● DATA EXCERPTS:
⟨

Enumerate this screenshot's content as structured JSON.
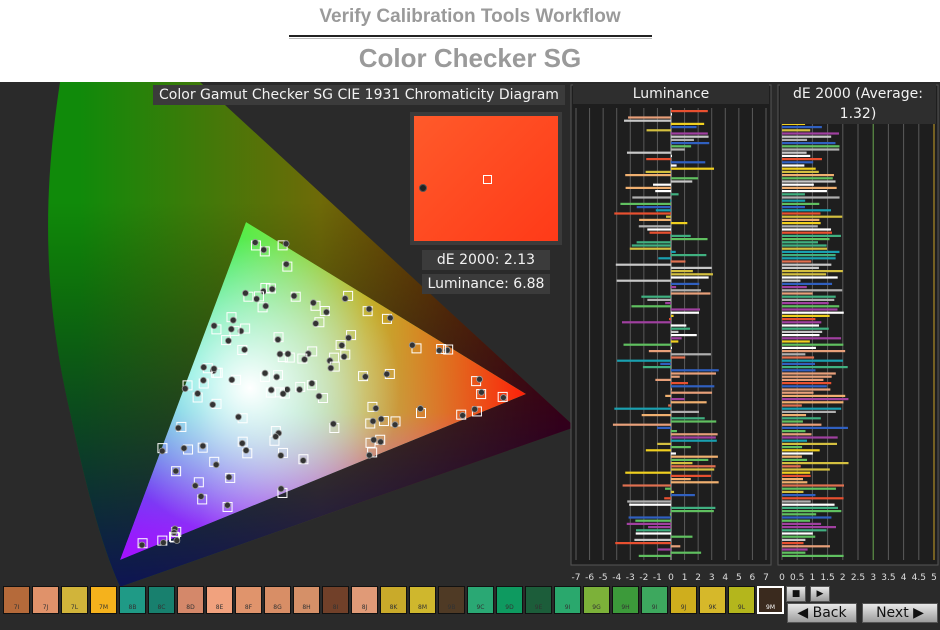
{
  "header": {
    "workflow_title": "Verify Calibration Tools Workflow",
    "page_title": "Color Checker SG"
  },
  "chromaticity": {
    "title": "Color Gamut Checker SG CIE 1931 Chromaticity Diagram",
    "selected_swatch_color": "#ff4a1e",
    "de_label": "dE 2000: 2.13",
    "luminance_label": "Luminance: 6.88"
  },
  "luminance_chart": {
    "title": "Luminance",
    "ticks": [
      "-7",
      "-6",
      "-5",
      "-4",
      "-3",
      "-2",
      "-1",
      "0",
      "1",
      "2",
      "3",
      "4",
      "5",
      "6",
      "7"
    ]
  },
  "de_chart": {
    "title": "dE 2000 (Average: 1.32)",
    "ticks": [
      "0",
      "0.5",
      "1",
      "1.5",
      "2",
      "2.5",
      "3",
      "3.5",
      "4",
      "4.5",
      "5"
    ]
  },
  "swatches": [
    {
      "label": "7I",
      "color": "#b56a3a"
    },
    {
      "label": "7J",
      "color": "#e0926a"
    },
    {
      "label": "7L",
      "color": "#d1b43a"
    },
    {
      "label": "7M",
      "color": "#f5b21c"
    },
    {
      "label": "8B",
      "color": "#1f9a86"
    },
    {
      "label": "8C",
      "color": "#18806e"
    },
    {
      "label": "8D",
      "color": "#d4886a"
    },
    {
      "label": "8E",
      "color": "#f1a27e"
    },
    {
      "label": "8F",
      "color": "#e0946c"
    },
    {
      "label": "8G",
      "color": "#d88e66"
    },
    {
      "label": "8H",
      "color": "#d59068"
    },
    {
      "label": "8I",
      "color": "#714029"
    },
    {
      "label": "8J",
      "color": "#e09a77"
    },
    {
      "label": "8K",
      "color": "#c9aa2a"
    },
    {
      "label": "8M",
      "color": "#cfb72d"
    },
    {
      "label": "9B",
      "color": "#4f3a25"
    },
    {
      "label": "9C",
      "color": "#2aa874"
    },
    {
      "label": "9D",
      "color": "#0e9a60"
    },
    {
      "label": "9E",
      "color": "#1c5d3a"
    },
    {
      "label": "9I",
      "color": "#2aa86d"
    },
    {
      "label": "9G",
      "color": "#7cb139"
    },
    {
      "label": "9H",
      "color": "#3c9a3a"
    },
    {
      "label": "9I",
      "color": "#3da85e"
    },
    {
      "label": "9J",
      "color": "#cfae1d"
    },
    {
      "label": "9K",
      "color": "#d6b82a"
    },
    {
      "label": "9L",
      "color": "#b4b61c"
    },
    {
      "label": "9M",
      "color": "#3a2a1e"
    }
  ],
  "nav": {
    "back_label": "Back",
    "next_label": "Next"
  }
}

⟩

● STATED TASK: Copy out each line in the preceding records that contains "Checker".

● ANSWER TO THE EXERCISE:
    "page_title": "Color Checker SG"
    "title": "Color Gamut Checker SG CIE 1931 Chromaticity Diagram",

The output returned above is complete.